- **WHAT NEEDS TO BE DONE**
Write out the data below exactly as given, without any of its pictures.

[Dataset records on visual material]
──────────────────────────────
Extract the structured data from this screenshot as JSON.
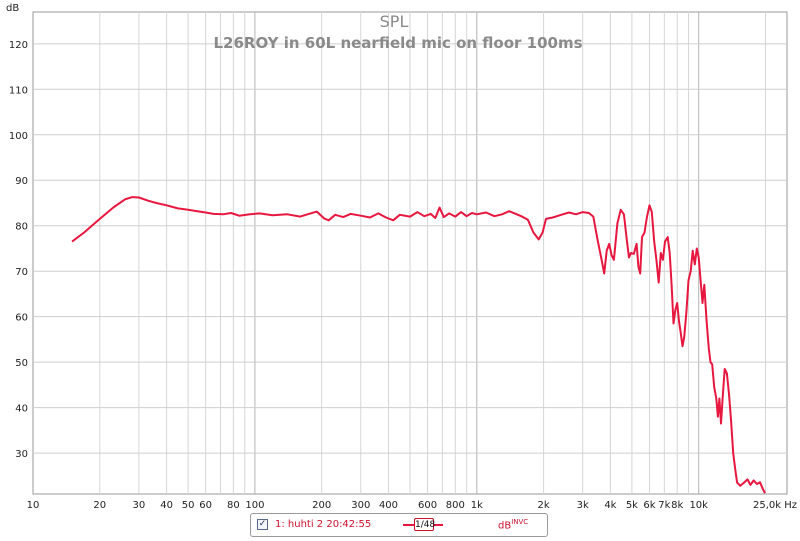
{
  "chart_data": {
    "type": "line",
    "title": "SPL",
    "subtitle": "L26ROY in 60L nearfield mic on floor 100ms",
    "ylabel": "dB",
    "xlabel": "Hz",
    "xscale": "log",
    "xlim": [
      10,
      25000
    ],
    "ylim": [
      21,
      127
    ],
    "grid": true,
    "x_tick_labels": [
      {
        "v": 10,
        "t": "10"
      },
      {
        "v": 20,
        "t": "20"
      },
      {
        "v": 30,
        "t": "30"
      },
      {
        "v": 40,
        "t": "40"
      },
      {
        "v": 50,
        "t": "50"
      },
      {
        "v": 60,
        "t": "60"
      },
      {
        "v": 80,
        "t": "80"
      },
      {
        "v": 100,
        "t": "100"
      },
      {
        "v": 200,
        "t": "200"
      },
      {
        "v": 300,
        "t": "300"
      },
      {
        "v": 400,
        "t": "400"
      },
      {
        "v": 600,
        "t": "600"
      },
      {
        "v": 800,
        "t": "800"
      },
      {
        "v": 1000,
        "t": "1k"
      },
      {
        "v": 2000,
        "t": "2k"
      },
      {
        "v": 3000,
        "t": "3k"
      },
      {
        "v": 4000,
        "t": "4k"
      },
      {
        "v": 5000,
        "t": "5k"
      },
      {
        "v": 6000,
        "t": "6k"
      },
      {
        "v": 7000,
        "t": "7k"
      },
      {
        "v": 8000,
        "t": "8k"
      },
      {
        "v": 10000,
        "t": "10k"
      },
      {
        "v": 25000,
        "t": "25,0k Hz"
      }
    ],
    "y_ticks": [
      30,
      40,
      50,
      60,
      70,
      80,
      90,
      100,
      110,
      120
    ],
    "series": [
      {
        "name": "1: huhti 2 20:42:55",
        "color": "#e8173f",
        "points": [
          [
            15,
            76.5
          ],
          [
            17,
            78.5
          ],
          [
            20,
            81.5
          ],
          [
            23,
            84.0
          ],
          [
            26,
            85.8
          ],
          [
            28,
            86.3
          ],
          [
            30,
            86.2
          ],
          [
            33,
            85.5
          ],
          [
            36,
            85.0
          ],
          [
            40,
            84.5
          ],
          [
            45,
            83.8
          ],
          [
            50,
            83.5
          ],
          [
            55,
            83.2
          ],
          [
            60,
            82.9
          ],
          [
            65,
            82.6
          ],
          [
            72,
            82.5
          ],
          [
            78,
            82.8
          ],
          [
            85,
            82.2
          ],
          [
            95,
            82.5
          ],
          [
            105,
            82.7
          ],
          [
            120,
            82.3
          ],
          [
            140,
            82.5
          ],
          [
            160,
            82.0
          ],
          [
            175,
            82.6
          ],
          [
            190,
            83.1
          ],
          [
            205,
            81.6
          ],
          [
            215,
            81.2
          ],
          [
            230,
            82.4
          ],
          [
            250,
            81.9
          ],
          [
            270,
            82.6
          ],
          [
            300,
            82.2
          ],
          [
            330,
            81.8
          ],
          [
            360,
            82.7
          ],
          [
            390,
            81.8
          ],
          [
            420,
            81.2
          ],
          [
            450,
            82.4
          ],
          [
            500,
            82.0
          ],
          [
            540,
            83.0
          ],
          [
            580,
            82.1
          ],
          [
            620,
            82.6
          ],
          [
            650,
            81.7
          ],
          [
            680,
            84.0
          ],
          [
            710,
            81.9
          ],
          [
            750,
            82.7
          ],
          [
            800,
            82.0
          ],
          [
            850,
            83.0
          ],
          [
            900,
            82.1
          ],
          [
            950,
            82.8
          ],
          [
            1000,
            82.5
          ],
          [
            1100,
            82.9
          ],
          [
            1200,
            82.1
          ],
          [
            1300,
            82.5
          ],
          [
            1400,
            83.2
          ],
          [
            1500,
            82.6
          ],
          [
            1600,
            82.0
          ],
          [
            1700,
            81.3
          ],
          [
            1800,
            78.5
          ],
          [
            1900,
            77.0
          ],
          [
            1980,
            78.5
          ],
          [
            2050,
            81.5
          ],
          [
            2200,
            81.8
          ],
          [
            2400,
            82.4
          ],
          [
            2600,
            82.9
          ],
          [
            2800,
            82.5
          ],
          [
            3000,
            83.0
          ],
          [
            3200,
            82.8
          ],
          [
            3350,
            82.0
          ],
          [
            3500,
            77.0
          ],
          [
            3650,
            72.5
          ],
          [
            3750,
            69.5
          ],
          [
            3850,
            74.5
          ],
          [
            3950,
            76.0
          ],
          [
            4050,
            73.5
          ],
          [
            4150,
            72.5
          ],
          [
            4300,
            80.5
          ],
          [
            4450,
            83.5
          ],
          [
            4600,
            82.5
          ],
          [
            4750,
            76.5
          ],
          [
            4850,
            73.0
          ],
          [
            4950,
            74.0
          ],
          [
            5100,
            73.8
          ],
          [
            5250,
            76.0
          ],
          [
            5350,
            71.0
          ],
          [
            5450,
            69.5
          ],
          [
            5550,
            77.5
          ],
          [
            5700,
            78.5
          ],
          [
            5850,
            82.0
          ],
          [
            6000,
            84.5
          ],
          [
            6150,
            83.0
          ],
          [
            6300,
            76.5
          ],
          [
            6450,
            72.5
          ],
          [
            6600,
            67.5
          ],
          [
            6750,
            74.0
          ],
          [
            6900,
            72.5
          ],
          [
            7050,
            76.5
          ],
          [
            7250,
            77.5
          ],
          [
            7400,
            74.0
          ],
          [
            7550,
            67.0
          ],
          [
            7700,
            58.5
          ],
          [
            7850,
            61.5
          ],
          [
            8000,
            63.0
          ],
          [
            8150,
            59.0
          ],
          [
            8300,
            56.5
          ],
          [
            8450,
            53.5
          ],
          [
            8600,
            55.5
          ],
          [
            8800,
            61.0
          ],
          [
            9000,
            68.0
          ],
          [
            9200,
            70.0
          ],
          [
            9400,
            74.5
          ],
          [
            9600,
            71.5
          ],
          [
            9800,
            75.0
          ],
          [
            10000,
            73.0
          ],
          [
            10200,
            68.0
          ],
          [
            10400,
            63.0
          ],
          [
            10600,
            67.0
          ],
          [
            10850,
            59.0
          ],
          [
            11100,
            53.0
          ],
          [
            11300,
            50.0
          ],
          [
            11500,
            49.5
          ],
          [
            11750,
            44.5
          ],
          [
            12000,
            42.0
          ],
          [
            12200,
            38.0
          ],
          [
            12400,
            42.0
          ],
          [
            12600,
            36.5
          ],
          [
            12850,
            43.0
          ],
          [
            13100,
            48.5
          ],
          [
            13400,
            47.5
          ],
          [
            13700,
            43.0
          ],
          [
            14000,
            37.0
          ],
          [
            14300,
            30.0
          ],
          [
            14600,
            26.5
          ],
          [
            14900,
            23.5
          ],
          [
            15400,
            22.8
          ],
          [
            16000,
            23.5
          ],
          [
            16600,
            24.2
          ],
          [
            17100,
            23.0
          ],
          [
            17700,
            24.0
          ],
          [
            18300,
            23.2
          ],
          [
            18900,
            23.6
          ],
          [
            19400,
            22.2
          ],
          [
            19900,
            21.2
          ]
        ]
      }
    ]
  },
  "legend": {
    "checked": true,
    "check_glyph": "✓",
    "entry_label": "1: huhti 2 20:42:55",
    "smoothing_num": "1",
    "smoothing_den": "48",
    "unit": "dB",
    "unit_suffix": "INVC",
    "color": "#e8173f"
  }
}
──────────────────────────────
- **WRITTEN RESPONSE**
Extract the structured data from this screenshot as JSON.
{
  "chart_data": {
    "type": "line",
    "title": "SPL",
    "subtitle": "L26ROY in 60L nearfield mic on floor 100ms",
    "ylabel": "dB",
    "xlabel": "Hz",
    "xscale": "log",
    "xlim": [
      10,
      25000
    ],
    "ylim": [
      21,
      127
    ],
    "grid": true,
    "x_tick_labels": [
      {
        "v": 10,
        "t": "10"
      },
      {
        "v": 20,
        "t": "20"
      },
      {
        "v": 30,
        "t": "30"
      },
      {
        "v": 40,
        "t": "40"
      },
      {
        "v": 50,
        "t": "50"
      },
      {
        "v": 60,
        "t": "60"
      },
      {
        "v": 80,
        "t": "80"
      },
      {
        "v": 100,
        "t": "100"
      },
      {
        "v": 200,
        "t": "200"
      },
      {
        "v": 300,
        "t": "300"
      },
      {
        "v": 400,
        "t": "400"
      },
      {
        "v": 600,
        "t": "600"
      },
      {
        "v": 800,
        "t": "800"
      },
      {
        "v": 1000,
        "t": "1k"
      },
      {
        "v": 2000,
        "t": "2k"
      },
      {
        "v": 3000,
        "t": "3k"
      },
      {
        "v": 4000,
        "t": "4k"
      },
      {
        "v": 5000,
        "t": "5k"
      },
      {
        "v": 6000,
        "t": "6k"
      },
      {
        "v": 7000,
        "t": "7k"
      },
      {
        "v": 8000,
        "t": "8k"
      },
      {
        "v": 10000,
        "t": "10k"
      },
      {
        "v": 25000,
        "t": "25,0k Hz"
      }
    ],
    "y_ticks": [
      30,
      40,
      50,
      60,
      70,
      80,
      90,
      100,
      110,
      120
    ],
    "series": [
      {
        "name": "1: huhti 2 20:42:55",
        "color": "#e8173f",
        "points": [
          [
            15,
            76.5
          ],
          [
            17,
            78.5
          ],
          [
            20,
            81.5
          ],
          [
            23,
            84.0
          ],
          [
            26,
            85.8
          ],
          [
            28,
            86.3
          ],
          [
            30,
            86.2
          ],
          [
            33,
            85.5
          ],
          [
            36,
            85.0
          ],
          [
            40,
            84.5
          ],
          [
            45,
            83.8
          ],
          [
            50,
            83.5
          ],
          [
            55,
            83.2
          ],
          [
            60,
            82.9
          ],
          [
            65,
            82.6
          ],
          [
            72,
            82.5
          ],
          [
            78,
            82.8
          ],
          [
            85,
            82.2
          ],
          [
            95,
            82.5
          ],
          [
            105,
            82.7
          ],
          [
            120,
            82.3
          ],
          [
            140,
            82.5
          ],
          [
            160,
            82.0
          ],
          [
            175,
            82.6
          ],
          [
            190,
            83.1
          ],
          [
            205,
            81.6
          ],
          [
            215,
            81.2
          ],
          [
            230,
            82.4
          ],
          [
            250,
            81.9
          ],
          [
            270,
            82.6
          ],
          [
            300,
            82.2
          ],
          [
            330,
            81.8
          ],
          [
            360,
            82.7
          ],
          [
            390,
            81.8
          ],
          [
            420,
            81.2
          ],
          [
            450,
            82.4
          ],
          [
            500,
            82.0
          ],
          [
            540,
            83.0
          ],
          [
            580,
            82.1
          ],
          [
            620,
            82.6
          ],
          [
            650,
            81.7
          ],
          [
            680,
            84.0
          ],
          [
            710,
            81.9
          ],
          [
            750,
            82.7
          ],
          [
            800,
            82.0
          ],
          [
            850,
            83.0
          ],
          [
            900,
            82.1
          ],
          [
            950,
            82.8
          ],
          [
            1000,
            82.5
          ],
          [
            1100,
            82.9
          ],
          [
            1200,
            82.1
          ],
          [
            1300,
            82.5
          ],
          [
            1400,
            83.2
          ],
          [
            1500,
            82.6
          ],
          [
            1600,
            82.0
          ],
          [
            1700,
            81.3
          ],
          [
            1800,
            78.5
          ],
          [
            1900,
            77.0
          ],
          [
            1980,
            78.5
          ],
          [
            2050,
            81.5
          ],
          [
            2200,
            81.8
          ],
          [
            2400,
            82.4
          ],
          [
            2600,
            82.9
          ],
          [
            2800,
            82.5
          ],
          [
            3000,
            83.0
          ],
          [
            3200,
            82.8
          ],
          [
            3350,
            82.0
          ],
          [
            3500,
            77.0
          ],
          [
            3650,
            72.5
          ],
          [
            3750,
            69.5
          ],
          [
            3850,
            74.5
          ],
          [
            3950,
            76.0
          ],
          [
            4050,
            73.5
          ],
          [
            4150,
            72.5
          ],
          [
            4300,
            80.5
          ],
          [
            4450,
            83.5
          ],
          [
            4600,
            82.5
          ],
          [
            4750,
            76.5
          ],
          [
            4850,
            73.0
          ],
          [
            4950,
            74.0
          ],
          [
            5100,
            73.8
          ],
          [
            5250,
            76.0
          ],
          [
            5350,
            71.0
          ],
          [
            5450,
            69.5
          ],
          [
            5550,
            77.5
          ],
          [
            5700,
            78.5
          ],
          [
            5850,
            82.0
          ],
          [
            6000,
            84.5
          ],
          [
            6150,
            83.0
          ],
          [
            6300,
            76.5
          ],
          [
            6450,
            72.5
          ],
          [
            6600,
            67.5
          ],
          [
            6750,
            74.0
          ],
          [
            6900,
            72.5
          ],
          [
            7050,
            76.5
          ],
          [
            7250,
            77.5
          ],
          [
            7400,
            74.0
          ],
          [
            7550,
            67.0
          ],
          [
            7700,
            58.5
          ],
          [
            7850,
            61.5
          ],
          [
            8000,
            63.0
          ],
          [
            8150,
            59.0
          ],
          [
            8300,
            56.5
          ],
          [
            8450,
            53.5
          ],
          [
            8600,
            55.5
          ],
          [
            8800,
            61.0
          ],
          [
            9000,
            68.0
          ],
          [
            9200,
            70.0
          ],
          [
            9400,
            74.5
          ],
          [
            9600,
            71.5
          ],
          [
            9800,
            75.0
          ],
          [
            10000,
            73.0
          ],
          [
            10200,
            68.0
          ],
          [
            10400,
            63.0
          ],
          [
            10600,
            67.0
          ],
          [
            10850,
            59.0
          ],
          [
            11100,
            53.0
          ],
          [
            11300,
            50.0
          ],
          [
            11500,
            49.5
          ],
          [
            11750,
            44.5
          ],
          [
            12000,
            42.0
          ],
          [
            12200,
            38.0
          ],
          [
            12400,
            42.0
          ],
          [
            12600,
            36.5
          ],
          [
            12850,
            43.0
          ],
          [
            13100,
            48.5
          ],
          [
            13400,
            47.5
          ],
          [
            13700,
            43.0
          ],
          [
            14000,
            37.0
          ],
          [
            14300,
            30.0
          ],
          [
            14600,
            26.5
          ],
          [
            14900,
            23.5
          ],
          [
            15400,
            22.8
          ],
          [
            16000,
            23.5
          ],
          [
            16600,
            24.2
          ],
          [
            17100,
            23.0
          ],
          [
            17700,
            24.0
          ],
          [
            18300,
            23.2
          ],
          [
            18900,
            23.6
          ],
          [
            19400,
            22.2
          ],
          [
            19900,
            21.2
          ]
        ]
      }
    ]
  },
  "legend": {
    "checked": true,
    "check_glyph": "✓",
    "entry_label": "1: huhti 2 20:42:55",
    "smoothing_num": "1",
    "smoothing_den": "48",
    "unit": "dB",
    "unit_suffix": "INVC",
    "color": "#e8173f"
  }
}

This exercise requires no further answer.